▸ GOAL
Leave out the pictures and repeat every record exactly.

▸ GIVEN DATA
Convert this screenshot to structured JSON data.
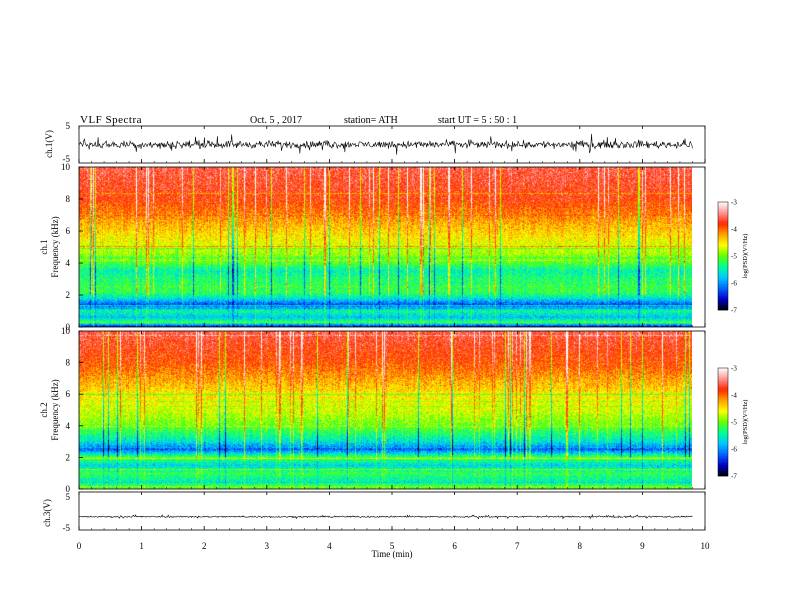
{
  "header": {
    "title": "VLF  Spectra",
    "date": "Oct. 5  , 2017",
    "station": "station= ATH",
    "start": "start  UT  =    5  : 50 : 1"
  },
  "colors": {
    "scale": [
      "#000000",
      "#0000c8",
      "#0064ff",
      "#00c8ff",
      "#00ff96",
      "#64ff00",
      "#ffff00",
      "#ffa000",
      "#ff2800",
      "#ff9696",
      "#ffffff"
    ],
    "waveform": "#000000"
  },
  "chart_data": [
    {
      "type": "line",
      "name": "ch1-waveform",
      "ylabel": "ch.1(V)",
      "ylim": [
        -5,
        5
      ],
      "yticks": [
        "5",
        "-5"
      ],
      "x": "time (min)",
      "xlim": [
        0,
        10
      ],
      "data_end_min": 9.8,
      "description_values": {
        "baseline_v": 0.0,
        "noise_amplitude_v": 1.5
      }
    },
    {
      "type": "heatmap",
      "name": "ch1-spectrogram",
      "ylabel": "ch.1\nFrequency  (kHz)",
      "ylabel_line1": "ch.1",
      "ylabel_line2": "Frequency  (kHz)",
      "ylim": [
        0,
        10
      ],
      "yticks": [
        "10",
        "8",
        "6",
        "4",
        "2",
        "0"
      ],
      "xlim": [
        0,
        10
      ],
      "data_end_min": 9.8,
      "colorbar": {
        "label": "log(PSD)(V²/Hz)",
        "range": [
          -7,
          -3
        ],
        "ticks": [
          "-3",
          "-4",
          "-5",
          "-6",
          "-7"
        ]
      },
      "profile_log_psd_by_khz": [
        [
          0.0,
          -6.6
        ],
        [
          0.3,
          -5.2
        ],
        [
          0.6,
          -5.8
        ],
        [
          1.0,
          -5.4
        ],
        [
          1.4,
          -6.3
        ],
        [
          1.8,
          -5.6
        ],
        [
          2.2,
          -5.2
        ],
        [
          3.0,
          -5.3
        ],
        [
          3.5,
          -5.5
        ],
        [
          4.0,
          -5.1
        ],
        [
          5.0,
          -4.7
        ],
        [
          6.0,
          -4.4
        ],
        [
          7.0,
          -4.1
        ],
        [
          8.0,
          -3.8
        ],
        [
          10.0,
          -3.6
        ]
      ]
    },
    {
      "type": "heatmap",
      "name": "ch2-spectrogram",
      "ylabel_line1": "ch.2",
      "ylabel_line2": "Frequency  (kHz)",
      "ylim": [
        0,
        10
      ],
      "yticks": [
        "10",
        "8",
        "6",
        "4",
        "2",
        "0"
      ],
      "xlim": [
        0,
        10
      ],
      "data_end_min": 9.8,
      "colorbar": {
        "label": "log(PSD)(V²/Hz)",
        "range": [
          -7,
          -3
        ],
        "ticks": [
          "-3",
          "-4",
          "-5",
          "-6",
          "-7"
        ]
      },
      "profile_log_psd_by_khz": [
        [
          0.0,
          -5.0
        ],
        [
          0.5,
          -5.5
        ],
        [
          1.0,
          -5.2
        ],
        [
          1.5,
          -5.7
        ],
        [
          2.0,
          -5.1
        ],
        [
          2.5,
          -6.2
        ],
        [
          3.0,
          -5.6
        ],
        [
          3.5,
          -5.3
        ],
        [
          4.0,
          -5.0
        ],
        [
          5.0,
          -4.7
        ],
        [
          6.0,
          -4.5
        ],
        [
          7.0,
          -4.2
        ],
        [
          8.0,
          -3.9
        ],
        [
          10.0,
          -3.6
        ]
      ]
    },
    {
      "type": "line",
      "name": "ch3-waveform",
      "ylabel": "ch.3(V)",
      "ylim": [
        -5,
        5
      ],
      "yticks": [
        "5",
        "-5"
      ],
      "xlim": [
        0,
        10
      ],
      "data_end_min": 9.8,
      "description_values": {
        "baseline_v": -1.5,
        "noise_amplitude_v": 0.3
      }
    }
  ],
  "xaxis": {
    "label": "Time  (min)",
    "ticks": [
      "0",
      "1",
      "2",
      "3",
      "4",
      "5",
      "6",
      "7",
      "8",
      "9",
      "10"
    ]
  }
}
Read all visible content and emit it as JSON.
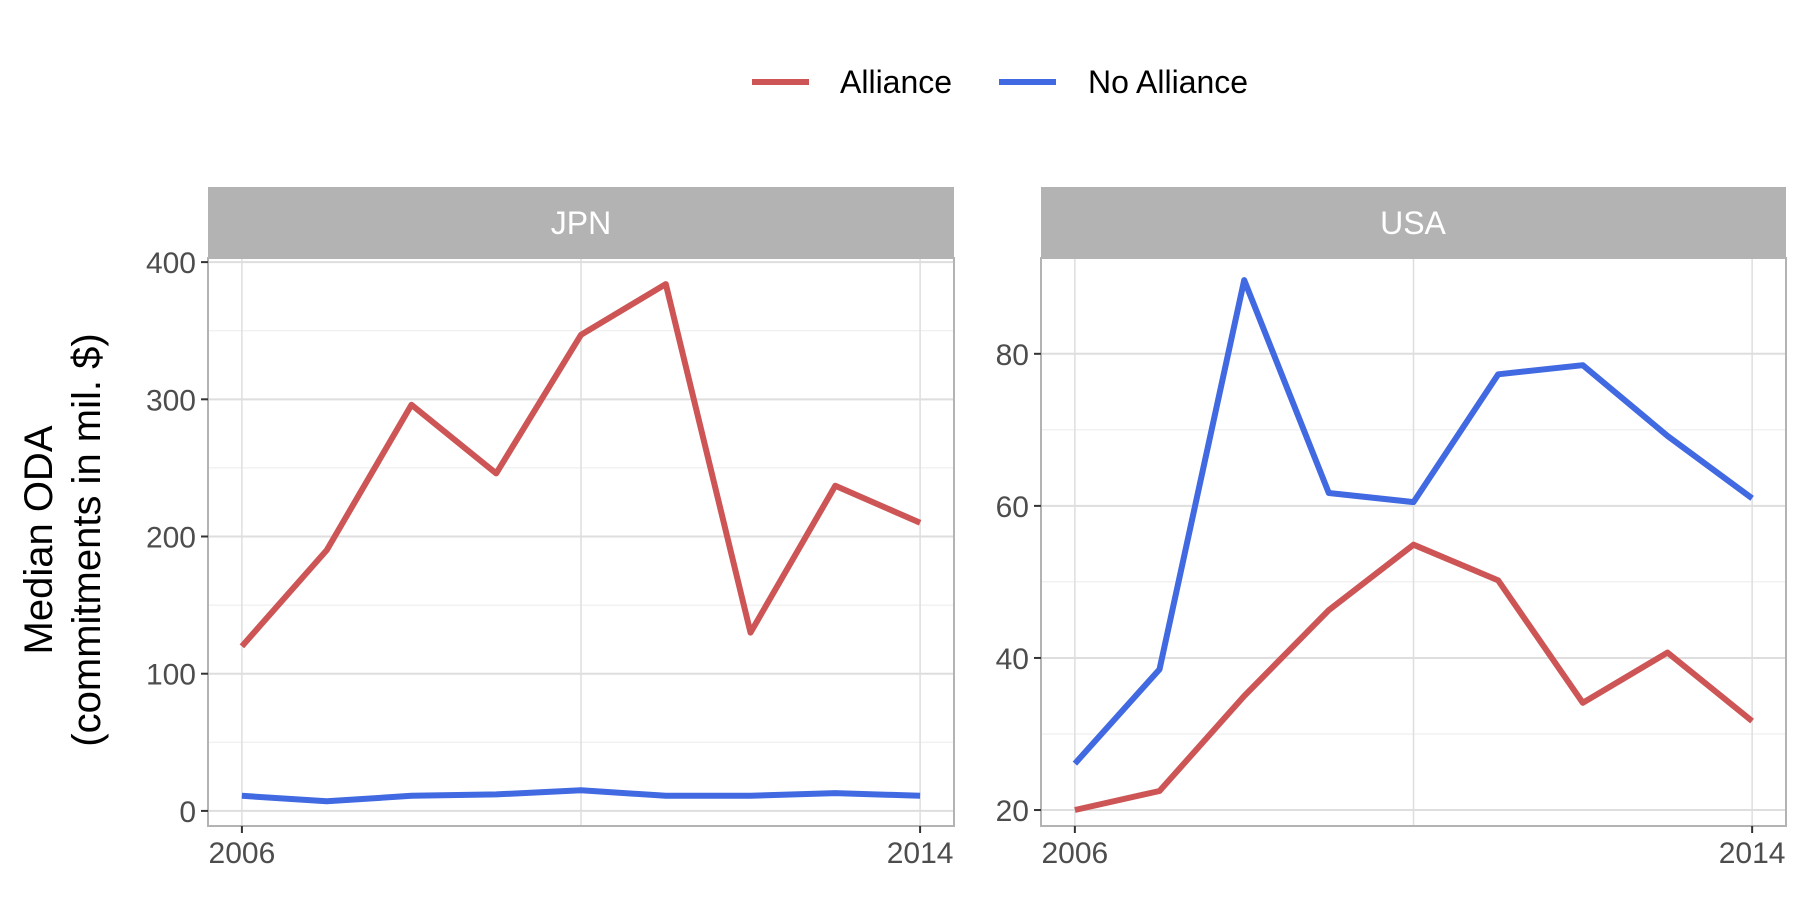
{
  "chart_data": {
    "type": "line",
    "legend": {
      "position": "top",
      "entries": [
        {
          "label": "Alliance",
          "color": "#CD5555"
        },
        {
          "label": "No Alliance",
          "color": "#4169E1"
        }
      ]
    },
    "ylabel_line1": "Median ODA",
    "ylabel_line2": "(commitments in mil. $)",
    "xlabel": "",
    "grid": true,
    "facets": [
      {
        "strip": "JPN",
        "x": [
          2006,
          2007,
          2008,
          2009,
          2010,
          2011,
          2012,
          2013,
          2014
        ],
        "xlim": [
          2005.6,
          2014.4
        ],
        "xticks": [
          2006,
          2014
        ],
        "xgrid": [
          2006,
          2010,
          2014
        ],
        "ylim": [
          -11,
          403
        ],
        "yticks": [
          0,
          100,
          200,
          300,
          400
        ],
        "series": [
          {
            "name": "Alliance",
            "color": "#CD5555",
            "values": [
              120,
              190,
              296,
              246,
              347,
              384,
              130,
              237,
              210
            ]
          },
          {
            "name": "No Alliance",
            "color": "#4169E1",
            "values": [
              11,
              7,
              11,
              12,
              15,
              11,
              11,
              13,
              11
            ]
          }
        ]
      },
      {
        "strip": "USA",
        "x": [
          2006,
          2007,
          2008,
          2009,
          2010,
          2011,
          2012,
          2013,
          2014
        ],
        "xlim": [
          2005.6,
          2014.4
        ],
        "xticks": [
          2006,
          2014
        ],
        "xgrid": [
          2006,
          2010,
          2014
        ],
        "ylim": [
          17.9,
          92.6
        ],
        "yticks": [
          20,
          40,
          60,
          80
        ],
        "series": [
          {
            "name": "Alliance",
            "color": "#CD5555",
            "values": [
              20,
              22.5,
              35,
              46.3,
              54.9,
              50.2,
              34.1,
              40.7,
              31.7
            ]
          },
          {
            "name": "No Alliance",
            "color": "#4169E1",
            "values": [
              26.1,
              38.5,
              89.7,
              61.7,
              60.5,
              77.3,
              78.5,
              69.2,
              61
            ]
          }
        ]
      }
    ]
  }
}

▸ SOLUTION TO THE EXERCISE
Convert this screenshot to structured JSON data.
{
  "header": {
    "title": "VLF  Spectra",
    "date": "Oct. 5  , 2017",
    "station": "station= ATH",
    "start": "start  UT  =    5  : 50 : 1"
  },
  "colors": {
    "scale": [
      "#000000",
      "#0000c8",
      "#0064ff",
      "#00c8ff",
      "#00ff96",
      "#64ff00",
      "#ffff00",
      "#ffa000",
      "#ff2800",
      "#ff9696",
      "#ffffff"
    ],
    "waveform": "#000000"
  },
  "chart_data": [
    {
      "type": "line",
      "name": "ch1-waveform",
      "ylabel": "ch.1(V)",
      "ylim": [
        -5,
        5
      ],
      "yticks": [
        "5",
        "-5"
      ],
      "x": "time (min)",
      "xlim": [
        0,
        10
      ],
      "data_end_min": 9.8,
      "description_values": {
        "baseline_v": 0.0,
        "noise_amplitude_v": 1.5
      }
    },
    {
      "type": "heatmap",
      "name": "ch1-spectrogram",
      "ylabel": "ch.1\nFrequency  (kHz)",
      "ylabel_line1": "ch.1",
      "ylabel_line2": "Frequency  (kHz)",
      "ylim": [
        0,
        10
      ],
      "yticks": [
        "10",
        "8",
        "6",
        "4",
        "2",
        "0"
      ],
      "xlim": [
        0,
        10
      ],
      "data_end_min": 9.8,
      "colorbar": {
        "label": "log(PSD)(V²/Hz)",
        "range": [
          -7,
          -3
        ],
        "ticks": [
          "-3",
          "-4",
          "-5",
          "-6",
          "-7"
        ]
      },
      "profile_log_psd_by_khz": [
        [
          0.0,
          -6.6
        ],
        [
          0.3,
          -5.2
        ],
        [
          0.6,
          -5.8
        ],
        [
          1.0,
          -5.4
        ],
        [
          1.4,
          -6.3
        ],
        [
          1.8,
          -5.6
        ],
        [
          2.2,
          -5.2
        ],
        [
          3.0,
          -5.3
        ],
        [
          3.5,
          -5.5
        ],
        [
          4.0,
          -5.1
        ],
        [
          5.0,
          -4.7
        ],
        [
          6.0,
          -4.4
        ],
        [
          7.0,
          -4.1
        ],
        [
          8.0,
          -3.8
        ],
        [
          10.0,
          -3.6
        ]
      ]
    },
    {
      "type": "heatmap",
      "name": "ch2-spectrogram",
      "ylabel_line1": "ch.2",
      "ylabel_line2": "Frequency  (kHz)",
      "ylim": [
        0,
        10
      ],
      "yticks": [
        "10",
        "8",
        "6",
        "4",
        "2",
        "0"
      ],
      "xlim": [
        0,
        10
      ],
      "data_end_min": 9.8,
      "colorbar": {
        "label": "log(PSD)(V²/Hz)",
        "range": [
          -7,
          -3
        ],
        "ticks": [
          "-3",
          "-4",
          "-5",
          "-6",
          "-7"
        ]
      },
      "profile_log_psd_by_khz": [
        [
          0.0,
          -5.0
        ],
        [
          0.5,
          -5.5
        ],
        [
          1.0,
          -5.2
        ],
        [
          1.5,
          -5.7
        ],
        [
          2.0,
          -5.1
        ],
        [
          2.5,
          -6.2
        ],
        [
          3.0,
          -5.6
        ],
        [
          3.5,
          -5.3
        ],
        [
          4.0,
          -5.0
        ],
        [
          5.0,
          -4.7
        ],
        [
          6.0,
          -4.5
        ],
        [
          7.0,
          -4.2
        ],
        [
          8.0,
          -3.9
        ],
        [
          10.0,
          -3.6
        ]
      ]
    },
    {
      "type": "line",
      "name": "ch3-waveform",
      "ylabel": "ch.3(V)",
      "ylim": [
        -5,
        5
      ],
      "yticks": [
        "5",
        "-5"
      ],
      "xlim": [
        0,
        10
      ],
      "data_end_min": 9.8,
      "description_values": {
        "baseline_v": -1.5,
        "noise_amplitude_v": 0.3
      }
    }
  ],
  "xaxis": {
    "label": "Time  (min)",
    "ticks": [
      "0",
      "1",
      "2",
      "3",
      "4",
      "5",
      "6",
      "7",
      "8",
      "9",
      "10"
    ]
  }
}
Read all visible content and emit it as JSON.
{
  "chart_data": {
    "type": "line",
    "legend": {
      "position": "top",
      "entries": [
        {
          "label": "Alliance",
          "color": "#CD5555"
        },
        {
          "label": "No Alliance",
          "color": "#4169E1"
        }
      ]
    },
    "ylabel_line1": "Median ODA",
    "ylabel_line2": "(commitments in mil. $)",
    "xlabel": "",
    "grid": true,
    "facets": [
      {
        "strip": "JPN",
        "x": [
          2006,
          2007,
          2008,
          2009,
          2010,
          2011,
          2012,
          2013,
          2014
        ],
        "xlim": [
          2005.6,
          2014.4
        ],
        "xticks": [
          2006,
          2014
        ],
        "xgrid": [
          2006,
          2010,
          2014
        ],
        "ylim": [
          -11,
          403
        ],
        "yticks": [
          0,
          100,
          200,
          300,
          400
        ],
        "series": [
          {
            "name": "Alliance",
            "color": "#CD5555",
            "values": [
              120,
              190,
              296,
              246,
              347,
              384,
              130,
              237,
              210
            ]
          },
          {
            "name": "No Alliance",
            "color": "#4169E1",
            "values": [
              11,
              7,
              11,
              12,
              15,
              11,
              11,
              13,
              11
            ]
          }
        ]
      },
      {
        "strip": "USA",
        "x": [
          2006,
          2007,
          2008,
          2009,
          2010,
          2011,
          2012,
          2013,
          2014
        ],
        "xlim": [
          2005.6,
          2014.4
        ],
        "xticks": [
          2006,
          2014
        ],
        "xgrid": [
          2006,
          2010,
          2014
        ],
        "ylim": [
          17.9,
          92.6
        ],
        "yticks": [
          20,
          40,
          60,
          80
        ],
        "series": [
          {
            "name": "Alliance",
            "color": "#CD5555",
            "values": [
              20,
              22.5,
              35,
              46.3,
              54.9,
              50.2,
              34.1,
              40.7,
              31.7
            ]
          },
          {
            "name": "No Alliance",
            "color": "#4169E1",
            "values": [
              26.1,
              38.5,
              89.7,
              61.7,
              60.5,
              77.3,
              78.5,
              69.2,
              61
            ]
          }
        ]
      }
    ]
  }
}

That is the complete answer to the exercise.